◆ Work to do: Each entry below must be repeated exactly, with pictures left out.

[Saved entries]
***

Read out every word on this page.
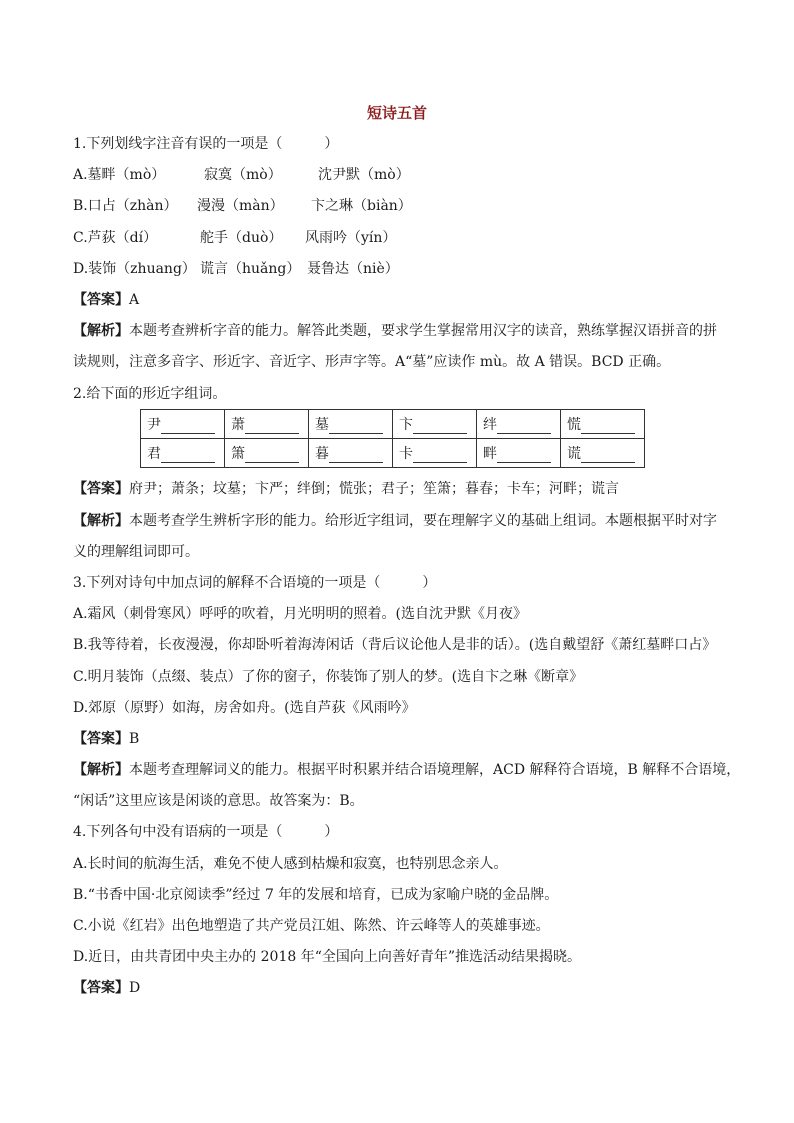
短诗五首
1.下列划线字注音有误的一项是（　　　）
A.墓畔（mò）	寂寞（mò）	沈尹默（mò）
B.口占（zhàn） 漫漫（màn） 卞之琳（biàn）
C.芦荻（dí）	舵手（duò） 风雨吟（yín）
D.装饰（zhuang） 谎言（huǎng） 聂鲁达（niè）
【答案】A
【解析】本题考查辨析字音的能力。解答此类题，要求学生掌握常用汉字的读音，熟练掌握汉语拼音的拼
读规则，注意多音字、形近字、音近字、形声字等。A“墓”应读作 mù。故 A 错误。BCD 正确。
2.给下面的形近字组词。
尹	萧	墓	卞	绊	慌
君	箫	暮	卡	畔	谎
【答案】府尹；萧条；坟墓；卞严；绊倒；慌张；君子；笙箫；暮春；卡车；河畔；谎言
【解析】本题考查学生辨析字形的能力。给形近字组词，要在理解字义的基础上组词。本题根据平时对字
义的理解组词即可。
3.下列对诗句中加点词的解释不合语境的一项是（　　　）
A.霜风（刺骨寒风）呼呼的吹着，月光明明的照着。(选自沈尹默《月夜》
B.我等待着，长夜漫漫，你却卧听着海涛闲话（背后议论他人是非的话）。(选自戴望舒《萧红墓畔口占》
C.明月装饰（点缀、装点）了你的窗子，你装饰了别人的梦。(选自卞之琳《断章》
D.郊原（原野）如海，房舍如舟。(选自芦荻《风雨吟》
【答案】B
【解析】本题考查理解词义的能力。根据平时积累并结合语境理解，ACD 解释符合语境，B 解释不合语境，
“闲话”这里应该是闲谈的意思。故答案为：B。
4.下列各句中没有语病的一项是（　　　）
A.长时间的航海生活，难免不使人感到枯燥和寂寞，也特别思念亲人。
B.“书香中国·北京阅读季”经过 7 年的发展和培育，已成为家喻户晓的金品牌。
C.小说《红岩》出色地塑造了共产党员江姐、陈然、许云峰等人的英雄事迹。
D.近日，由共青团中央主办的 2018 年“全国向上向善好青年”推选活动结果揭晓。
【答案】D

***

◆ Final answer:
Read out every word on this page.
短诗五首
1.下列划线字注音有误的一项是（　　　）
A.墓畔（mò）	寂寞（mò）	沈尹默（mò）
B.口占（zhàn） 漫漫（màn） 卞之琳（biàn）
C.芦荻（dí）	舵手（duò） 风雨吟（yín）
D.装饰（zhuang） 谎言（huǎng） 聂鲁达（niè）
【答案】A
【解析】本题考查辨析字音的能力。解答此类题，要求学生掌握常用汉字的读音，熟练掌握汉语拼音的拼
读规则，注意多音字、形近字、音近字、形声字等。A“墓”应读作 mù。故 A 错误。BCD 正确。
2.给下面的形近字组词。
尹	萧	墓	卞	绊	慌
君	箫	暮	卡	畔	谎
【答案】府尹；萧条；坟墓；卞严；绊倒；慌张；君子；笙箫；暮春；卡车；河畔；谎言
【解析】本题考查学生辨析字形的能力。给形近字组词，要在理解字义的基础上组词。本题根据平时对字
义的理解组词即可。
3.下列对诗句中加点词的解释不合语境的一项是（　　　）
A.霜风（刺骨寒风）呼呼的吹着，月光明明的照着。(选自沈尹默《月夜》
B.我等待着，长夜漫漫，你却卧听着海涛闲话（背后议论他人是非的话）。(选自戴望舒《萧红墓畔口占》
C.明月装饰（点缀、装点）了你的窗子，你装饰了别人的梦。(选自卞之琳《断章》
D.郊原（原野）如海，房舍如舟。(选自芦荻《风雨吟》
【答案】B
【解析】本题考查理解词义的能力。根据平时积累并结合语境理解，ACD 解释符合语境，B 解释不合语境，
“闲话”这里应该是闲谈的意思。故答案为：B。
4.下列各句中没有语病的一项是（　　　）
A.长时间的航海生活，难免不使人感到枯燥和寂寞，也特别思念亲人。
B.“书香中国·北京阅读季”经过 7 年的发展和培育，已成为家喻户晓的金品牌。
C.小说《红岩》出色地塑造了共产党员江姐、陈然、许云峰等人的英雄事迹。
D.近日，由共青团中央主办的 2018 年“全国向上向善好青年”推选活动结果揭晓。
【答案】D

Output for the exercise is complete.